Required task: Carry none of the pictures over; write out the complete data exactly.
____ Input rows
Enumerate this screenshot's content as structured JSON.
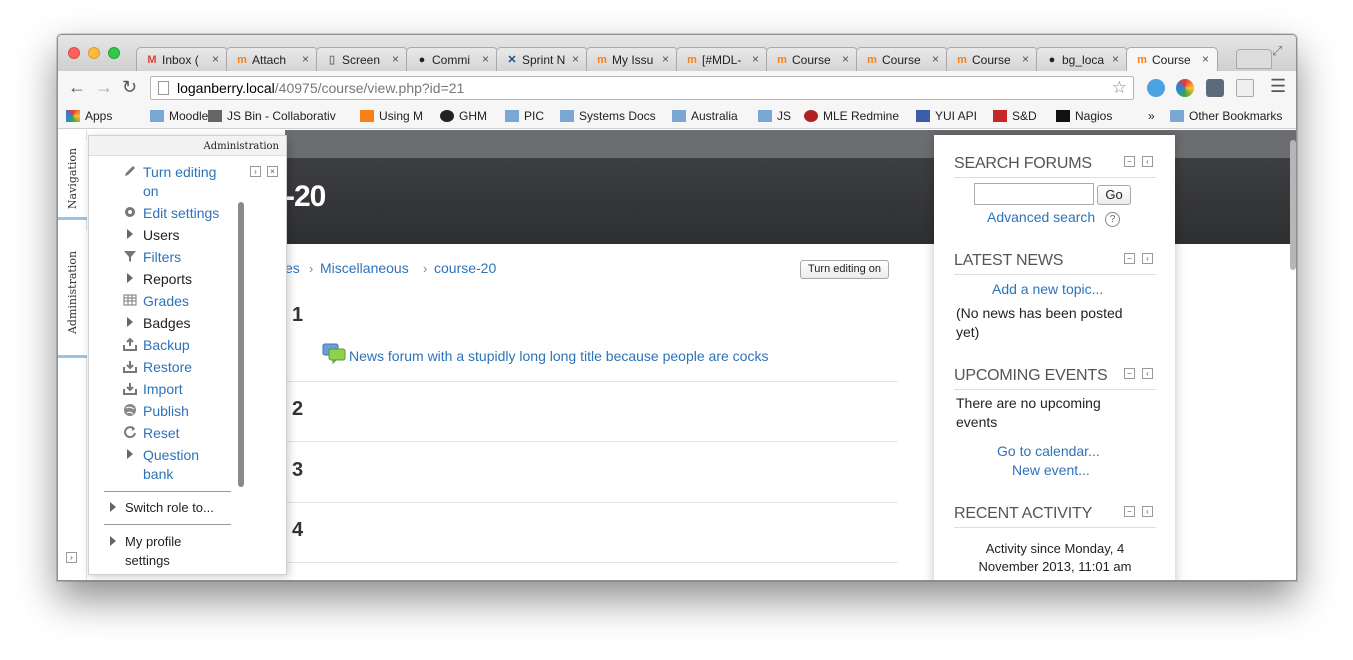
{
  "browser": {
    "tabs": [
      {
        "icon": "gmail-icon",
        "title": "Inbox (",
        "active": false
      },
      {
        "icon": "moodle-icon",
        "title": "Attach",
        "active": false
      },
      {
        "icon": "page-icon",
        "title": "Screen",
        "active": false
      },
      {
        "icon": "github-icon",
        "title": "Commi",
        "active": false
      },
      {
        "icon": "jira-icon",
        "title": "Sprint N",
        "active": false
      },
      {
        "icon": "moodle-icon",
        "title": "My Issu",
        "active": false
      },
      {
        "icon": "moodle-icon",
        "title": "[#MDL-",
        "active": false
      },
      {
        "icon": "moodle-course-icon",
        "title": "Course",
        "active": false
      },
      {
        "icon": "moodle-course-icon",
        "title": "Course",
        "active": false
      },
      {
        "icon": "moodle-course-icon",
        "title": "Course",
        "active": false
      },
      {
        "icon": "github-icon",
        "title": "bg_loca",
        "active": false
      },
      {
        "icon": "moodle-course-icon",
        "title": "Course",
        "active": true
      }
    ],
    "url_host": "loganberry.local",
    "url_path": "/40975/course/view.php?id=21",
    "bookmarks": [
      {
        "icon": "apps-icon",
        "label": "Apps"
      },
      {
        "icon": "folder-icon",
        "label": "Moodle"
      },
      {
        "icon": "jsbin-icon",
        "label": "JS Bin - Collaborativ"
      },
      {
        "icon": "moodle-course-icon",
        "label": "Using M"
      },
      {
        "icon": "github-icon",
        "label": "GHM"
      },
      {
        "icon": "folder-icon",
        "label": "PIC"
      },
      {
        "icon": "folder-icon",
        "label": "Systems Docs"
      },
      {
        "icon": "folder-icon",
        "label": "Australia"
      },
      {
        "icon": "folder-icon",
        "label": "JS"
      },
      {
        "icon": "redmine-icon",
        "label": "MLE Redmine"
      },
      {
        "icon": "yui-icon",
        "label": "YUI API"
      },
      {
        "icon": "sd-icon",
        "label": "S&D"
      },
      {
        "icon": "nagios-icon",
        "label": "Nagios"
      }
    ],
    "overflow_label": "»",
    "other_bookmarks": "Other Bookmarks"
  },
  "dock": {
    "navigation": "Navigation",
    "administration": "Administration"
  },
  "admin": {
    "header": "Administration",
    "turn_editing_1": "Turn editing",
    "turn_editing_2": "on",
    "edit_settings": "Edit settings",
    "users": "Users",
    "filters": "Filters",
    "reports": "Reports",
    "grades": "Grades",
    "badges": "Badges",
    "backup": "Backup",
    "restore": "Restore",
    "import": "Import",
    "publish": "Publish",
    "reset": "Reset",
    "question_bank_1": "Question",
    "question_bank_2": "bank",
    "switch_role": "Switch role to...",
    "my_profile_1": "My profile",
    "my_profile_2": "settings"
  },
  "course": {
    "title_visible": "-20",
    "breadcrumb": [
      "es",
      "Miscellaneous",
      "course-20"
    ],
    "turn_editing_button": "Turn editing on",
    "sections": [
      "1",
      "2",
      "3",
      "4"
    ],
    "news_forum": "News forum with a stupidly long long title because people are cocks"
  },
  "blocks": {
    "search_forums": {
      "title": "SEARCH FORUMS",
      "go": "Go",
      "advanced": "Advanced search",
      "help": "?"
    },
    "latest_news": {
      "title": "LATEST NEWS",
      "add_topic": "Add a new topic...",
      "empty_1": "(No news has been posted",
      "empty_2": "yet)"
    },
    "upcoming_events": {
      "title": "UPCOMING EVENTS",
      "empty_1": "There are no upcoming",
      "empty_2": "events",
      "calendar": "Go to calendar...",
      "new_event": "New event..."
    },
    "recent_activity": {
      "title": "RECENT ACTIVITY",
      "since_1": "Activity since Monday, 4",
      "since_2": "November 2013, 11:01 am"
    }
  },
  "colors": {
    "link": "#2d73b9",
    "header_dark": "#333437",
    "dock_accent": "#9cc2e6"
  }
}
________
Response:
Enumerate this screenshot's content as structured JSON.
{
  "browser": {
    "tabs": [
      {
        "icon": "gmail-icon",
        "title": "Inbox (",
        "active": false
      },
      {
        "icon": "moodle-icon",
        "title": "Attach",
        "active": false
      },
      {
        "icon": "page-icon",
        "title": "Screen",
        "active": false
      },
      {
        "icon": "github-icon",
        "title": "Commi",
        "active": false
      },
      {
        "icon": "jira-icon",
        "title": "Sprint N",
        "active": false
      },
      {
        "icon": "moodle-icon",
        "title": "My Issu",
        "active": false
      },
      {
        "icon": "moodle-icon",
        "title": "[#MDL-",
        "active": false
      },
      {
        "icon": "moodle-course-icon",
        "title": "Course",
        "active": false
      },
      {
        "icon": "moodle-course-icon",
        "title": "Course",
        "active": false
      },
      {
        "icon": "moodle-course-icon",
        "title": "Course",
        "active": false
      },
      {
        "icon": "github-icon",
        "title": "bg_loca",
        "active": false
      },
      {
        "icon": "moodle-course-icon",
        "title": "Course",
        "active": true
      }
    ],
    "url_host": "loganberry.local",
    "url_path": "/40975/course/view.php?id=21",
    "bookmarks": [
      {
        "icon": "apps-icon",
        "label": "Apps"
      },
      {
        "icon": "folder-icon",
        "label": "Moodle"
      },
      {
        "icon": "jsbin-icon",
        "label": "JS Bin - Collaborativ"
      },
      {
        "icon": "moodle-course-icon",
        "label": "Using M"
      },
      {
        "icon": "github-icon",
        "label": "GHM"
      },
      {
        "icon": "folder-icon",
        "label": "PIC"
      },
      {
        "icon": "folder-icon",
        "label": "Systems Docs"
      },
      {
        "icon": "folder-icon",
        "label": "Australia"
      },
      {
        "icon": "folder-icon",
        "label": "JS"
      },
      {
        "icon": "redmine-icon",
        "label": "MLE Redmine"
      },
      {
        "icon": "yui-icon",
        "label": "YUI API"
      },
      {
        "icon": "sd-icon",
        "label": "S&D"
      },
      {
        "icon": "nagios-icon",
        "label": "Nagios"
      }
    ],
    "overflow_label": "»",
    "other_bookmarks": "Other Bookmarks"
  },
  "dock": {
    "navigation": "Navigation",
    "administration": "Administration"
  },
  "admin": {
    "header": "Administration",
    "turn_editing_1": "Turn editing",
    "turn_editing_2": "on",
    "edit_settings": "Edit settings",
    "users": "Users",
    "filters": "Filters",
    "reports": "Reports",
    "grades": "Grades",
    "badges": "Badges",
    "backup": "Backup",
    "restore": "Restore",
    "import": "Import",
    "publish": "Publish",
    "reset": "Reset",
    "question_bank_1": "Question",
    "question_bank_2": "bank",
    "switch_role": "Switch role to...",
    "my_profile_1": "My profile",
    "my_profile_2": "settings"
  },
  "course": {
    "title_visible": "-20",
    "breadcrumb": [
      "es",
      "Miscellaneous",
      "course-20"
    ],
    "turn_editing_button": "Turn editing on",
    "sections": [
      "1",
      "2",
      "3",
      "4"
    ],
    "news_forum": "News forum with a stupidly long long title because people are cocks"
  },
  "blocks": {
    "search_forums": {
      "title": "SEARCH FORUMS",
      "go": "Go",
      "advanced": "Advanced search",
      "help": "?"
    },
    "latest_news": {
      "title": "LATEST NEWS",
      "add_topic": "Add a new topic...",
      "empty_1": "(No news has been posted",
      "empty_2": "yet)"
    },
    "upcoming_events": {
      "title": "UPCOMING EVENTS",
      "empty_1": "There are no upcoming",
      "empty_2": "events",
      "calendar": "Go to calendar...",
      "new_event": "New event..."
    },
    "recent_activity": {
      "title": "RECENT ACTIVITY",
      "since_1": "Activity since Monday, 4",
      "since_2": "November 2013, 11:01 am"
    }
  },
  "colors": {
    "link": "#2d73b9",
    "header_dark": "#333437",
    "dock_accent": "#9cc2e6"
  }
}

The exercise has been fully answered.